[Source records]
★ ★ ★ ★

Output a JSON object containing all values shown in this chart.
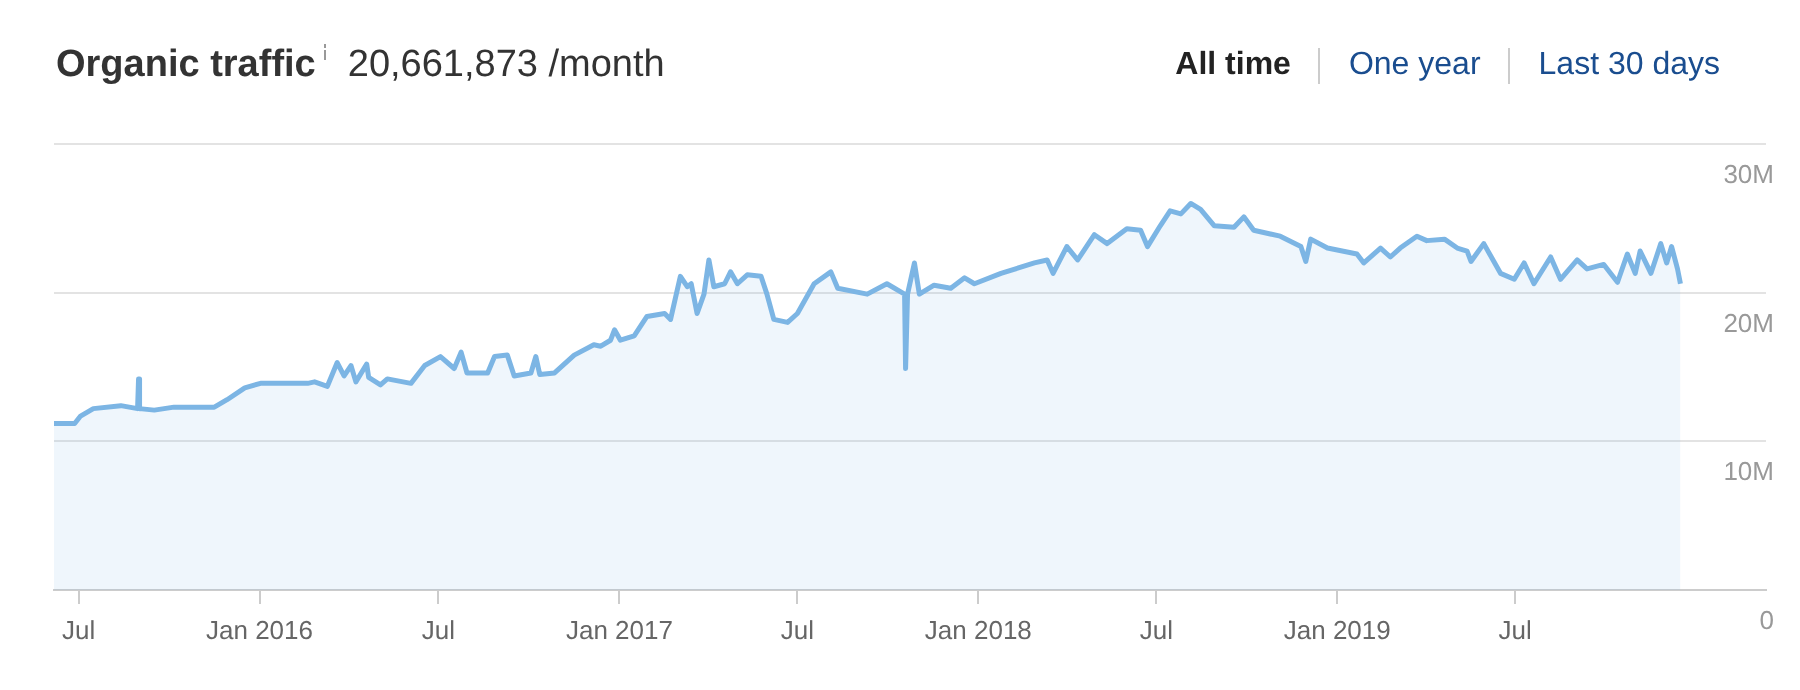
{
  "chart_data": {
    "type": "area",
    "title": "Organic traffic",
    "subtitle": "20,661,873 /month",
    "annotations": [
      "All time",
      "One year",
      "Last 30 days"
    ],
    "x": [
      "2015-06-06",
      "2015-06-27",
      "2015-07-03",
      "2015-07-16",
      "2015-08-13",
      "2015-08-30",
      "2015-08-31",
      "2015-09-01",
      "2015-09-16",
      "2015-10-06",
      "2015-11-16",
      "2015-11-29",
      "2015-12-17",
      "2016-01-02",
      "2016-02-19",
      "2016-02-26",
      "2016-03-10",
      "2016-03-20",
      "2016-03-27",
      "2016-04-03",
      "2016-04-08",
      "2016-04-19",
      "2016-04-21",
      "2016-05-03",
      "2016-05-10",
      "2016-06-03",
      "2016-06-17",
      "2016-07-03",
      "2016-07-17",
      "2016-07-24",
      "2016-07-30",
      "2016-08-20",
      "2016-08-27",
      "2016-09-09",
      "2016-09-16",
      "2016-10-03",
      "2016-10-08",
      "2016-10-12",
      "2016-10-27",
      "2016-11-16",
      "2016-12-06",
      "2016-12-13",
      "2016-12-23",
      "2016-12-27",
      "2017-01-02",
      "2017-01-16",
      "2017-01-19",
      "2017-01-29",
      "2017-02-16",
      "2017-02-22",
      "2017-03-04",
      "2017-03-11",
      "2017-03-15",
      "2017-03-21",
      "2017-03-28",
      "2017-04-02",
      "2017-04-07",
      "2017-04-18",
      "2017-04-24",
      "2017-05-01",
      "2017-05-11",
      "2017-05-25",
      "2017-05-31",
      "2017-06-07",
      "2017-06-21",
      "2017-07-01",
      "2017-07-18",
      "2017-08-04",
      "2017-08-11",
      "2017-09-10",
      "2017-09-30",
      "2017-10-18",
      "2017-10-19",
      "2017-10-21",
      "2017-10-28",
      "2017-11-02",
      "2017-11-17",
      "2017-12-04",
      "2017-12-18",
      "2017-12-28",
      "2018-01-24",
      "2018-02-27",
      "2018-03-12",
      "2018-03-18",
      "2018-04-01",
      "2018-04-12",
      "2018-04-29",
      "2018-05-12",
      "2018-06-01",
      "2018-06-15",
      "2018-06-22",
      "2018-07-05",
      "2018-07-15",
      "2018-07-26",
      "2018-08-05",
      "2018-08-15",
      "2018-08-29",
      "2018-09-18",
      "2018-09-28",
      "2018-10-08",
      "2018-11-04",
      "2018-11-25",
      "2018-11-30",
      "2018-12-05",
      "2018-12-22",
      "2019-01-21",
      "2019-01-28",
      "2019-02-14",
      "2019-02-24",
      "2019-03-06",
      "2019-03-23",
      "2019-04-02",
      "2019-04-20",
      "2019-05-03",
      "2019-05-13",
      "2019-05-17",
      "2019-05-30",
      "2019-06-16",
      "2019-06-30",
      "2019-07-10",
      "2019-07-20",
      "2019-08-06",
      "2019-08-16",
      "2019-09-02",
      "2019-09-12",
      "2019-09-29",
      "2019-10-13",
      "2019-10-23",
      "2019-10-31",
      "2019-11-05",
      "2019-11-16",
      "2019-11-26",
      "2019-12-02",
      "2019-12-07",
      "2019-12-13",
      "2019-12-16"
    ],
    "values": [
      11.2,
      11.2,
      11.7,
      12.2,
      12.4,
      12.2,
      14.2,
      12.2,
      12.1,
      12.3,
      12.3,
      12.8,
      13.6,
      13.9,
      13.9,
      14.0,
      13.7,
      15.3,
      14.4,
      15.1,
      14.0,
      15.2,
      14.3,
      13.8,
      14.2,
      13.9,
      15.1,
      15.7,
      14.9,
      16.0,
      14.6,
      14.6,
      15.7,
      15.8,
      14.4,
      14.6,
      15.7,
      14.5,
      14.6,
      15.8,
      16.5,
      16.4,
      16.8,
      17.5,
      16.8,
      17.1,
      17.4,
      18.4,
      18.6,
      18.2,
      21.1,
      20.4,
      20.6,
      18.6,
      19.9,
      22.2,
      20.4,
      20.6,
      21.4,
      20.6,
      21.2,
      21.1,
      19.9,
      18.2,
      18.0,
      18.6,
      20.6,
      21.4,
      20.3,
      19.9,
      20.6,
      19.9,
      14.9,
      19.9,
      22.0,
      19.9,
      20.5,
      20.3,
      21.0,
      20.6,
      21.3,
      22.0,
      22.2,
      21.3,
      23.1,
      22.2,
      23.9,
      23.3,
      24.3,
      24.2,
      23.1,
      24.5,
      25.5,
      25.3,
      26.0,
      25.6,
      24.5,
      24.4,
      25.1,
      24.2,
      23.8,
      23.1,
      22.1,
      23.6,
      23.0,
      22.6,
      22.0,
      23.0,
      22.4,
      23.0,
      23.8,
      23.5,
      23.6,
      23.0,
      22.8,
      22.1,
      23.3,
      21.3,
      20.9,
      22.0,
      20.6,
      22.4,
      20.9,
      22.2,
      21.6,
      21.9,
      20.7,
      22.6,
      21.3,
      22.8,
      21.3,
      23.3,
      22.0,
      23.1,
      21.6,
      20.6
    ],
    "color": "#7cb5e4",
    "xlim": [
      "2015-06-06",
      "2020-03-12"
    ],
    "xticks": [
      {
        "value": "2015-07-01",
        "label": "Jul"
      },
      {
        "value": "2016-01-01",
        "label": "Jan 2016"
      },
      {
        "value": "2016-07-01",
        "label": "Jul"
      },
      {
        "value": "2017-01-01",
        "label": "Jan 2017"
      },
      {
        "value": "2017-07-01",
        "label": "Jul"
      },
      {
        "value": "2018-01-01",
        "label": "Jan 2018"
      },
      {
        "value": "2018-07-01",
        "label": "Jul"
      },
      {
        "value": "2019-01-01",
        "label": "Jan 2019"
      },
      {
        "value": "2019-07-01",
        "label": "Jul"
      }
    ],
    "ylim": [
      0,
      30
    ],
    "yticks": [
      {
        "value": 0,
        "label": "0"
      },
      {
        "value": 10,
        "label": "10M"
      },
      {
        "value": 20,
        "label": "20M"
      },
      {
        "value": 30,
        "label": "30M"
      }
    ],
    "grid": "y",
    "legend": false,
    "marker": "none",
    "line_style": "solid"
  }
}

★ ★ ★ ★

*Request:* Select the lines that carry the string "values" and copy them.

*Written response:*
Output a JSON object containing all values shown in this chart.
    "values": [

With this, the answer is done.